▸ Entries supplied:
########################################

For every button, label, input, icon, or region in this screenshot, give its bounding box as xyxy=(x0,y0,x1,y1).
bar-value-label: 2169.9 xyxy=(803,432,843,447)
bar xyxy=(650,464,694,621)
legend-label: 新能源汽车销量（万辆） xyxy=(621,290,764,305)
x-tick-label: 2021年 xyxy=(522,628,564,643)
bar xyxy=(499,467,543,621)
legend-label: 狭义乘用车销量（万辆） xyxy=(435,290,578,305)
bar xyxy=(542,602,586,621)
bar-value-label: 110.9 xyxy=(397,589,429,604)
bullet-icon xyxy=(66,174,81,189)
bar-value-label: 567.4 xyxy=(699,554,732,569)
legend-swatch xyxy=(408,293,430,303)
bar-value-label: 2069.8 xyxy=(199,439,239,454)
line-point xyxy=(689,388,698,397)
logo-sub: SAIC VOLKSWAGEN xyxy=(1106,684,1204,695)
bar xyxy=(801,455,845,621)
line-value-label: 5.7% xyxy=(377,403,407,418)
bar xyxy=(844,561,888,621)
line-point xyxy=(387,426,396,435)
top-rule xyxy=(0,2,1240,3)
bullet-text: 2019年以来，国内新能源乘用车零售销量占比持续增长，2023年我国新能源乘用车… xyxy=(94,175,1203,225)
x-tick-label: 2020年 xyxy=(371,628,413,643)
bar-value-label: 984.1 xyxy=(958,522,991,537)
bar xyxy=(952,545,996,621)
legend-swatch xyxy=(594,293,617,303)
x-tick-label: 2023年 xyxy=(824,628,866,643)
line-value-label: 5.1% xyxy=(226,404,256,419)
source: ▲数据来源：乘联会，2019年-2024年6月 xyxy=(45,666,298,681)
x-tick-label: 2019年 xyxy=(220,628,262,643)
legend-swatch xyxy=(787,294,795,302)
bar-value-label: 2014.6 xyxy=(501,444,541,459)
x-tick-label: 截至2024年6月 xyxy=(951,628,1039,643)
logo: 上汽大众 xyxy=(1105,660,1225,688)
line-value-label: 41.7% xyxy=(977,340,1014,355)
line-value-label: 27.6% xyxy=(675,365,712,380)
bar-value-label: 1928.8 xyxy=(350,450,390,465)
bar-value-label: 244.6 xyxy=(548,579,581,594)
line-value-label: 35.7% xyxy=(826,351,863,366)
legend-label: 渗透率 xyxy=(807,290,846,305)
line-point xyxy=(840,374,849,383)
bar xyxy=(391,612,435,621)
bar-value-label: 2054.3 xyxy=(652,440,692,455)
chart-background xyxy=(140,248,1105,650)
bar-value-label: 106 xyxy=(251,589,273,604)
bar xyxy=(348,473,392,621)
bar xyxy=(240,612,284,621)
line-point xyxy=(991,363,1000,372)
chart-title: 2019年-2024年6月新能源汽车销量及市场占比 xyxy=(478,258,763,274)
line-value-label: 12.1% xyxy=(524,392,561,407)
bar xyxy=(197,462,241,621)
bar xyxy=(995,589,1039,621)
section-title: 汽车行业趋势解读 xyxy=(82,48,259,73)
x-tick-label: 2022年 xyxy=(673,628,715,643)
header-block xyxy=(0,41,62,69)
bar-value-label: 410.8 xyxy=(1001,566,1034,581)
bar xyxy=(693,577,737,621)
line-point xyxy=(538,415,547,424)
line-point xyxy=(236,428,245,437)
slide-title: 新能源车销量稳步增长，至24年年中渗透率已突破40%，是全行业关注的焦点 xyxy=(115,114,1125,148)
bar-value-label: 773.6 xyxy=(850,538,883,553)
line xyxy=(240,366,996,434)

########################################

▸ Task to carry out: Reproduce every line of the listing verbatim.

▸ Exercise solution:
For every button, label, input, icon, or region in this screenshot, give its bounding box as xyxy=(x0,y0,x1,y1).
bar-value-label: 2169.9 xyxy=(803,432,843,447)
bar xyxy=(650,464,694,621)
legend-label: 新能源汽车销量（万辆） xyxy=(621,290,764,305)
x-tick-label: 2021年 xyxy=(522,628,564,643)
bar xyxy=(499,467,543,621)
legend-label: 狭义乘用车销量（万辆） xyxy=(435,290,578,305)
bar xyxy=(542,602,586,621)
bar-value-label: 110.9 xyxy=(397,589,429,604)
bullet-icon xyxy=(66,174,81,189)
bar-value-label: 567.4 xyxy=(699,554,732,569)
legend-swatch xyxy=(408,293,430,303)
bar-value-label: 2069.8 xyxy=(199,439,239,454)
line-point xyxy=(689,388,698,397)
logo-sub: SAIC VOLKSWAGEN xyxy=(1106,684,1204,695)
bar xyxy=(801,455,845,621)
line-value-label: 5.7% xyxy=(377,403,407,418)
bar xyxy=(844,561,888,621)
line-point xyxy=(387,426,396,435)
top-rule xyxy=(0,2,1240,3)
bullet-text: 2019年以来，国内新能源乘用车零售销量占比持续增长，2023年我国新能源乘用车… xyxy=(94,175,1203,225)
x-tick-label: 2020年 xyxy=(371,628,413,643)
bar-value-label: 984.1 xyxy=(958,522,991,537)
bar xyxy=(952,545,996,621)
legend-swatch xyxy=(594,293,617,303)
x-tick-label: 2023年 xyxy=(824,628,866,643)
line-value-label: 5.1% xyxy=(226,404,256,419)
source: ▲数据来源：乘联会，2019年-2024年6月 xyxy=(45,666,298,681)
x-tick-label: 2019年 xyxy=(220,628,262,643)
legend-swatch xyxy=(787,294,795,302)
bar-value-label: 2014.6 xyxy=(501,444,541,459)
x-tick-label: 截至2024年6月 xyxy=(951,628,1039,643)
logo: 上汽大众 xyxy=(1105,660,1225,688)
line-value-label: 41.7% xyxy=(977,340,1014,355)
line-value-label: 27.6% xyxy=(675,365,712,380)
bar-value-label: 1928.8 xyxy=(350,450,390,465)
bar-value-label: 244.6 xyxy=(548,579,581,594)
line-value-label: 35.7% xyxy=(826,351,863,366)
legend-label: 渗透率 xyxy=(807,290,846,305)
line-point xyxy=(840,374,849,383)
bar xyxy=(391,612,435,621)
bar-value-label: 2054.3 xyxy=(652,440,692,455)
chart-background xyxy=(140,248,1105,650)
bar-value-label: 106 xyxy=(251,589,273,604)
bar xyxy=(348,473,392,621)
bar xyxy=(240,612,284,621)
line-point xyxy=(991,363,1000,372)
chart-title: 2019年-2024年6月新能源汽车销量及市场占比 xyxy=(478,258,763,274)
line-value-label: 12.1% xyxy=(524,392,561,407)
bar xyxy=(197,462,241,621)
bar xyxy=(995,589,1039,621)
section-title: 汽车行业趋势解读 xyxy=(82,48,259,73)
x-tick-label: 2022年 xyxy=(673,628,715,643)
header-block xyxy=(0,41,62,69)
bar-value-label: 410.8 xyxy=(1001,566,1034,581)
bar xyxy=(693,577,737,621)
line-point xyxy=(538,415,547,424)
line-point xyxy=(236,428,245,437)
slide-title: 新能源车销量稳步增长，至24年年中渗透率已突破40%，是全行业关注的焦点 xyxy=(115,114,1125,148)
bar-value-label: 773.6 xyxy=(850,538,883,553)
line xyxy=(240,366,996,434)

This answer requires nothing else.